** WHAT YOU NEED TO DO **
Copy every line of the records below word for word, in the same order.

** PROVIDED DATA **
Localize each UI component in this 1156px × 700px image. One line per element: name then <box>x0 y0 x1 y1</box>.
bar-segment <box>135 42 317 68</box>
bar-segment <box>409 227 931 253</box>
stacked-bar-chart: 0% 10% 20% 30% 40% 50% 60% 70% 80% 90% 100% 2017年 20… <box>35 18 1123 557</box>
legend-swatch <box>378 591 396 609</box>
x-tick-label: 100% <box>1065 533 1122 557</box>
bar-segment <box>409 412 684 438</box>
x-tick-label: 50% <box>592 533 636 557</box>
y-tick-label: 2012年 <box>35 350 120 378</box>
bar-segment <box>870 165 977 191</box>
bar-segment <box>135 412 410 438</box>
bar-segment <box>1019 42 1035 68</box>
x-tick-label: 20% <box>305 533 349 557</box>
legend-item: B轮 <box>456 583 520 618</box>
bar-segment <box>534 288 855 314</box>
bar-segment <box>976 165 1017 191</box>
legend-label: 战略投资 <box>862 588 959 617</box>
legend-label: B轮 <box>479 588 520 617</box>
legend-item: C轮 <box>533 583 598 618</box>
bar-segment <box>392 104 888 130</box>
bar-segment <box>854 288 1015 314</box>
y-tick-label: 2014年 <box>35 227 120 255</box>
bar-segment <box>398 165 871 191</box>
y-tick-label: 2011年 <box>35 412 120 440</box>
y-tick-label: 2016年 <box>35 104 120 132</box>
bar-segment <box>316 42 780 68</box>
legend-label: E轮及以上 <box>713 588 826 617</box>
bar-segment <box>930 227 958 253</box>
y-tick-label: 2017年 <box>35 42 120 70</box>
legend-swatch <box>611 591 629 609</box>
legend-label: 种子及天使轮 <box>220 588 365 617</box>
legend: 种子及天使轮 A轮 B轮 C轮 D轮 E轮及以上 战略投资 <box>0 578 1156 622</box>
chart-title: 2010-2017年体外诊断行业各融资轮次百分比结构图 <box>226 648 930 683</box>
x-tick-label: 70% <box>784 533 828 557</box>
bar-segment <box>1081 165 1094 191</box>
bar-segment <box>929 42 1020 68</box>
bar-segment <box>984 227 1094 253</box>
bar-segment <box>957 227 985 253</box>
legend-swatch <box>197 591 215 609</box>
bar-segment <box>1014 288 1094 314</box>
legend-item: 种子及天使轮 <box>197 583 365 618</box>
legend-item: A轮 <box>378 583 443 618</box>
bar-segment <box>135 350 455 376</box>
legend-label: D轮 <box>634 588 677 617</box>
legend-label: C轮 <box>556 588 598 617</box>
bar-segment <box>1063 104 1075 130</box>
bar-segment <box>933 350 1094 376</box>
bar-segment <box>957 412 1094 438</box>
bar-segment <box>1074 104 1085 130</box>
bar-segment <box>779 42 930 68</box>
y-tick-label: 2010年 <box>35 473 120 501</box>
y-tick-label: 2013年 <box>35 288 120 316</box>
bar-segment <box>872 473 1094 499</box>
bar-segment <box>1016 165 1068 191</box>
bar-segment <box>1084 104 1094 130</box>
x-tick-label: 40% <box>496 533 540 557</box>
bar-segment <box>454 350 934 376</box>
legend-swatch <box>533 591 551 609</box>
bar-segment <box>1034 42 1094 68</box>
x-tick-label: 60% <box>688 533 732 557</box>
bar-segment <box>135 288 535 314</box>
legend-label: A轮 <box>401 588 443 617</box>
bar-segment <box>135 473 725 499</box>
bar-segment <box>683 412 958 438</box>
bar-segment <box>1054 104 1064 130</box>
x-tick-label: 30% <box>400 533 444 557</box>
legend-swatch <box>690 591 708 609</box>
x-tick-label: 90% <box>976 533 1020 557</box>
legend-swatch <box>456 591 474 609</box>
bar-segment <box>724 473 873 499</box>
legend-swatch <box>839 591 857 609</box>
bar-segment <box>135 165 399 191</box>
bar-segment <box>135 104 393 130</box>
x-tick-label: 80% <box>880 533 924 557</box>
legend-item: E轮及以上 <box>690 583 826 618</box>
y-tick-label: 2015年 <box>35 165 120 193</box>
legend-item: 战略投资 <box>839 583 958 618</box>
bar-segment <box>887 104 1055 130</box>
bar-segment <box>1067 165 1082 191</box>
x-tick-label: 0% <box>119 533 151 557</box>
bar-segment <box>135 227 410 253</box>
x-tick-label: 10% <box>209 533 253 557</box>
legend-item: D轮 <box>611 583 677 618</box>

** ANSWER FOR THIS EXERCISE **
Localize each UI component in this 1156px × 700px image. One line per element: name then <box>x0 y0 x1 y1</box>.
bar-segment <box>135 42 317 68</box>
bar-segment <box>409 227 931 253</box>
stacked-bar-chart: 0% 10% 20% 30% 40% 50% 60% 70% 80% 90% 100% 2017年 20… <box>35 18 1123 557</box>
legend-swatch <box>378 591 396 609</box>
x-tick-label: 100% <box>1065 533 1122 557</box>
bar-segment <box>409 412 684 438</box>
x-tick-label: 50% <box>592 533 636 557</box>
y-tick-label: 2012年 <box>35 350 120 378</box>
bar-segment <box>870 165 977 191</box>
bar-segment <box>135 412 410 438</box>
bar-segment <box>1019 42 1035 68</box>
x-tick-label: 20% <box>305 533 349 557</box>
legend-item: B轮 <box>456 583 520 618</box>
bar-segment <box>534 288 855 314</box>
bar-segment <box>976 165 1017 191</box>
legend-label: 战略投资 <box>862 588 959 617</box>
legend-label: B轮 <box>479 588 520 617</box>
legend-item: C轮 <box>533 583 598 618</box>
bar-segment <box>392 104 888 130</box>
bar-segment <box>854 288 1015 314</box>
y-tick-label: 2014年 <box>35 227 120 255</box>
bar-segment <box>398 165 871 191</box>
y-tick-label: 2011年 <box>35 412 120 440</box>
y-tick-label: 2016年 <box>35 104 120 132</box>
bar-segment <box>316 42 780 68</box>
legend-label: E轮及以上 <box>713 588 826 617</box>
bar-segment <box>930 227 958 253</box>
y-tick-label: 2017年 <box>35 42 120 70</box>
legend-swatch <box>611 591 629 609</box>
legend-label: 种子及天使轮 <box>220 588 365 617</box>
legend: 种子及天使轮 A轮 B轮 C轮 D轮 E轮及以上 战略投资 <box>0 578 1156 622</box>
chart-title: 2010-2017年体外诊断行业各融资轮次百分比结构图 <box>226 648 930 683</box>
x-tick-label: 70% <box>784 533 828 557</box>
bar-segment <box>1081 165 1094 191</box>
bar-segment <box>929 42 1020 68</box>
bar-segment <box>984 227 1094 253</box>
bar-segment <box>957 227 985 253</box>
legend-swatch <box>197 591 215 609</box>
bar-segment <box>1014 288 1094 314</box>
legend-item: 种子及天使轮 <box>197 583 365 618</box>
legend-item: A轮 <box>378 583 443 618</box>
bar-segment <box>135 350 455 376</box>
legend-label: D轮 <box>634 588 677 617</box>
legend-label: C轮 <box>556 588 598 617</box>
bar-segment <box>1063 104 1075 130</box>
bar-segment <box>933 350 1094 376</box>
bar-segment <box>957 412 1094 438</box>
bar-segment <box>1074 104 1085 130</box>
bar-segment <box>779 42 930 68</box>
y-tick-label: 2010年 <box>35 473 120 501</box>
y-tick-label: 2013年 <box>35 288 120 316</box>
bar-segment <box>872 473 1094 499</box>
bar-segment <box>1016 165 1068 191</box>
bar-segment <box>1084 104 1094 130</box>
x-tick-label: 40% <box>496 533 540 557</box>
bar-segment <box>454 350 934 376</box>
legend-swatch <box>533 591 551 609</box>
bar-segment <box>1034 42 1094 68</box>
x-tick-label: 60% <box>688 533 732 557</box>
bar-segment <box>135 288 535 314</box>
legend-label: A轮 <box>401 588 443 617</box>
bar-segment <box>135 473 725 499</box>
bar-segment <box>683 412 958 438</box>
bar-segment <box>1054 104 1064 130</box>
x-tick-label: 30% <box>400 533 444 557</box>
legend-swatch <box>690 591 708 609</box>
x-tick-label: 90% <box>976 533 1020 557</box>
legend-swatch <box>456 591 474 609</box>
bar-segment <box>724 473 873 499</box>
legend-swatch <box>839 591 857 609</box>
bar-segment <box>135 165 399 191</box>
bar-segment <box>135 104 393 130</box>
x-tick-label: 80% <box>880 533 924 557</box>
legend-item: E轮及以上 <box>690 583 826 618</box>
y-tick-label: 2015年 <box>35 165 120 193</box>
legend-item: 战略投资 <box>839 583 958 618</box>
bar-segment <box>887 104 1055 130</box>
bar-segment <box>1067 165 1082 191</box>
x-tick-label: 0% <box>119 533 151 557</box>
bar-segment <box>135 227 410 253</box>
x-tick-label: 10% <box>209 533 253 557</box>
legend-item: D轮 <box>611 583 677 618</box>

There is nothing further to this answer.